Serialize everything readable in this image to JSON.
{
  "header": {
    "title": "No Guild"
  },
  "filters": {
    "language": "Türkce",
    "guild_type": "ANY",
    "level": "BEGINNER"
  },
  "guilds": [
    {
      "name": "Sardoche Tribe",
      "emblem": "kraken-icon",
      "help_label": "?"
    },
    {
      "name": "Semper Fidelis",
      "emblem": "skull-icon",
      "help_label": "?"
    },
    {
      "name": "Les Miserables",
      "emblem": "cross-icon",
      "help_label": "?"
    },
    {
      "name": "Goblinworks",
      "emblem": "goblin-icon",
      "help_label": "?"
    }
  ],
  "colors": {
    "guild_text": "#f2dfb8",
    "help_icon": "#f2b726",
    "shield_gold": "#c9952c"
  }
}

## Request
Give a word-for-word copy of the records.

## Written response
Serialize everything readable in this image to JSON.
{
  "header": {
    "title": "No Guild"
  },
  "filters": {
    "language": "Türkce",
    "guild_type": "ANY",
    "level": "BEGINNER"
  },
  "guilds": [
    {
      "name": "Sardoche Tribe",
      "emblem": "kraken-icon",
      "help_label": "?"
    },
    {
      "name": "Semper Fidelis",
      "emblem": "skull-icon",
      "help_label": "?"
    },
    {
      "name": "Les Miserables",
      "emblem": "cross-icon",
      "help_label": "?"
    },
    {
      "name": "Goblinworks",
      "emblem": "goblin-icon",
      "help_label": "?"
    }
  ],
  "colors": {
    "guild_text": "#f2dfb8",
    "help_icon": "#f2b726",
    "shield_gold": "#c9952c"
  }
}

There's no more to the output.